▶ ФРАГМЕНТ ДОКУМЕНТА
Здания дворцового комплекса возводились под отчётливым китайским влиянием: на приподнятых каменных платформах, с опорными столбами, покрашенными в красный цвет, и роскошными раскидистыми крышами из чёрной или серой черепицы. Внутри дворцового комплекса находились все министерства, в которых работало около 7 тысяч чиновников.

Все остальные дома были гораздо проще – без каменных платформ и черепичной крыши, но все строения были в отличие от Китая сделаны из дерева. А то, что дома стояли довольно тесно друг к другу, делало столицу очень легко воспламеняемой: представить, как выглядел этот город в древности, мы можем лишь по очень условным предположениям.

В период Нара продолжается реформирование государства по китайскому образцу, но к этому времени японцы уже чувствуют свою самобытность и начинают ценить её сильнее, чем раньше. Если до этого они смотрели на Китай широко распахнутыми глазами и с нескрываемым восхищением, ощущая свою отсталость и дикость по сравнению с размахом великой цивилизации, то теперь восхищение сменяется скорее практическим интересом.

К этому времени относится формирование важных элементов японского государства и японской национальной идентичности. В 712 году был составлен первый мифологический свод Японии – «Кодзики» («Записи о деяниях древности»), а спустя восемь лет появляется «экспортная версия» этих мифов – «Нихон Сёки» («Хроники Японии»).

К этому же времени относится возникновение названия Ниппон (日本), которое можно перевести как «корни солнца». Можно лишь догадываться, как смело это звучало по тем временам и как удивлялся Китай, для которого эта бравада во многом и предназначалась. По некоторым версиям, знаменитое изображение – красный круг на белом фоне, символизирующий солнце, – тоже появляется именно тогда. Весь этот набор с очередной дипломатической миссией был отправлен в Китай, и тем самым молодое японское государство как бы заявляло: мы – самостоятельная новая страна, и теперь с нами надо считаться.

Следует отметить важную примечательную черту эпохи Нара: за эти восемьдесят с небольшим лет страной дольше правили императрицы, чем императоры: ни до, ни после того в истории страны не было такого длительного женского правления. Уже начиная с последующей эпохи Хэйан станет общепринятой точка зрения о главенстве мужчины во власти; но период Нара в этом плане был близок тем древним временам, когда во главе страны стояла принцесса-шаманка Химико. Это, кстати, тоже расходилось с китайской моделью управления, где женщин на престоле почти не было.

▶ НАБОР ЗАДАНИЙ
1. Сколько чиновников, согласно фрагменту об эпохе Нара, работало в министерствах дворцового комплекса?
2. Объясните по фрагменту об эпохе Нара, почему столица была очень легко воспламеняемой.
Для ответов используйте только фрагмент об эпохе Нара.

▶ ВЫБОРКА ДАННЫХ
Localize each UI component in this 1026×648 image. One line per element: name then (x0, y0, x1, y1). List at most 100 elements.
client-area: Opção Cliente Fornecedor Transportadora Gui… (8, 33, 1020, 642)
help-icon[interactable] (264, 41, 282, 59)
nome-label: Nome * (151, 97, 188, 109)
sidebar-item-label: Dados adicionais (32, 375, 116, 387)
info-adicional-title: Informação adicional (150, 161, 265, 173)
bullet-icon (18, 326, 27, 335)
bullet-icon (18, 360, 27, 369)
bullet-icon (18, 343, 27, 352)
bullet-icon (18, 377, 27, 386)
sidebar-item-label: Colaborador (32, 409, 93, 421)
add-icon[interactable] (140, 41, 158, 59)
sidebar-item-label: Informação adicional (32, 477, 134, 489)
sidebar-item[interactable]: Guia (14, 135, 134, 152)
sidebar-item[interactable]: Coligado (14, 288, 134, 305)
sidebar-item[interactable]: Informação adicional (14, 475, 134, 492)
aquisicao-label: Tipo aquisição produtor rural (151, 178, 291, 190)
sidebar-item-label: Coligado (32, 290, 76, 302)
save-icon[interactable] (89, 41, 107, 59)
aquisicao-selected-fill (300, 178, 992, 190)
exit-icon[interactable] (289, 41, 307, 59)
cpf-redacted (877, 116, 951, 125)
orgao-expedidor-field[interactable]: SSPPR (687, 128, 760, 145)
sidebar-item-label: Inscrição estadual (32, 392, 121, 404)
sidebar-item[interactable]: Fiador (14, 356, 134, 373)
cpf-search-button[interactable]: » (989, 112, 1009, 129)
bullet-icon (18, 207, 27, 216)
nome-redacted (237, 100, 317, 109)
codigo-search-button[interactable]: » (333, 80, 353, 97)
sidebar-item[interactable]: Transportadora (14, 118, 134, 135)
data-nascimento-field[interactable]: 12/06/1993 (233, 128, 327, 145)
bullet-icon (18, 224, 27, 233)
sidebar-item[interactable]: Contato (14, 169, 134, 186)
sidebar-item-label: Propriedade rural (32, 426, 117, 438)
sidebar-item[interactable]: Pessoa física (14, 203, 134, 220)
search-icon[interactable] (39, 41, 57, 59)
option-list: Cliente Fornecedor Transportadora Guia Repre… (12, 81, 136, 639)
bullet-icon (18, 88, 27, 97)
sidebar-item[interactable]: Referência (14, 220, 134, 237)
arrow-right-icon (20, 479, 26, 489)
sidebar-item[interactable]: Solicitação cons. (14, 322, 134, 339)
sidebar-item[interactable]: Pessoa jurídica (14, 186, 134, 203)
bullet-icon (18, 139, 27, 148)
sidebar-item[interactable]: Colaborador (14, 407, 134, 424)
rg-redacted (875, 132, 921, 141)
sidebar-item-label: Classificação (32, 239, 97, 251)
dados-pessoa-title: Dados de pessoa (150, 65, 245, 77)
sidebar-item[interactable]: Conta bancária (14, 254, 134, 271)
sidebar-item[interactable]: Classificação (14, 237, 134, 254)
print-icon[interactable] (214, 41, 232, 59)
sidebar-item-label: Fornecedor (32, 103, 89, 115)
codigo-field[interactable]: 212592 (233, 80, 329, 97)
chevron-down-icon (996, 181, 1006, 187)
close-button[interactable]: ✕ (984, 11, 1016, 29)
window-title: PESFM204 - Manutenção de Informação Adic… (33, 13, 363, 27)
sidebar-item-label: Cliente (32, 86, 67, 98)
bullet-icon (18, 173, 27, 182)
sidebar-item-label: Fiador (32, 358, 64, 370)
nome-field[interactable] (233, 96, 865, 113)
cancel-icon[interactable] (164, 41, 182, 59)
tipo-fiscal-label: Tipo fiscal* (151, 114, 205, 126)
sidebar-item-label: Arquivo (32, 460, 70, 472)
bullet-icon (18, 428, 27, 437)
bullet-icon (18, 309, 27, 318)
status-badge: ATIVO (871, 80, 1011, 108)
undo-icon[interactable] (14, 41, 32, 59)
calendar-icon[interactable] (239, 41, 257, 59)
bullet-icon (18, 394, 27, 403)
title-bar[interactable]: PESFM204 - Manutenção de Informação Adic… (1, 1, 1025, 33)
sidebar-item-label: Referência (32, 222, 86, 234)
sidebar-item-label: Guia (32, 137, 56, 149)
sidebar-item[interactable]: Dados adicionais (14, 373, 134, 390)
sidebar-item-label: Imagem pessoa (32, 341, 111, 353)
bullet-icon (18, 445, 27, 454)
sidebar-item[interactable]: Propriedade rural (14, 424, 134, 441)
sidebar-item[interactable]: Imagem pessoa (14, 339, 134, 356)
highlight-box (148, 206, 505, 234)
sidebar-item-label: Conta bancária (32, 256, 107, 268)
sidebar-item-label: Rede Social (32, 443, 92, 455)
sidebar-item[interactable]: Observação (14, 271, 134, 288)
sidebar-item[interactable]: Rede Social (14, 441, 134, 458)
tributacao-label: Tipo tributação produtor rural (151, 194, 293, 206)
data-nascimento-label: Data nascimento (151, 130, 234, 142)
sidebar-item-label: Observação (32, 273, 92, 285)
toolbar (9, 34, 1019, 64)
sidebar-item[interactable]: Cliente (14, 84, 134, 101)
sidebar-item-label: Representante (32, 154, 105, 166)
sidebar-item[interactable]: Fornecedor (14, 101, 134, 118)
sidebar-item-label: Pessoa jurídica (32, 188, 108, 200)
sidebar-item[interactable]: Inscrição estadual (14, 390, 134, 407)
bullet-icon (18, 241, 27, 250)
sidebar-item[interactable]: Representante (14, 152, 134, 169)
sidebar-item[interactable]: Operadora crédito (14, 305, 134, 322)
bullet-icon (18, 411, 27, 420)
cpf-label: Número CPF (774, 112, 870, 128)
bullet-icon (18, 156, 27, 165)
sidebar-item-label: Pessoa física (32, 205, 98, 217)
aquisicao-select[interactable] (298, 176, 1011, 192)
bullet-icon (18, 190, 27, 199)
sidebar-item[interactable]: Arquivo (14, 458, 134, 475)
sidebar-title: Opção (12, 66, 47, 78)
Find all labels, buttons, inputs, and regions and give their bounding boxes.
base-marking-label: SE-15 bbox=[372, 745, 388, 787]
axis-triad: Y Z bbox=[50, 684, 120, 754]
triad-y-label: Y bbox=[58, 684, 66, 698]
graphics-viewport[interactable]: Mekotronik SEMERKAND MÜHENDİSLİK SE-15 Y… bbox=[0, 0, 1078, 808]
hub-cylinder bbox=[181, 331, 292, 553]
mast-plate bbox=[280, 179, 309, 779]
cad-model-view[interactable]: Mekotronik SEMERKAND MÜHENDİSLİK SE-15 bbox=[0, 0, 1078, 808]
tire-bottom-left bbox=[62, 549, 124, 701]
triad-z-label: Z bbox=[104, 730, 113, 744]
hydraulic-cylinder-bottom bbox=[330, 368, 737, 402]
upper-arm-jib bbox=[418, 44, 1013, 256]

▶ ОТВЕТЫ К ЗАДАНИЯМ
1. Около 7 тысяч.

2. Все строения в столице были сделаны из дерева, а дома стояли довольно тесно друг к другу.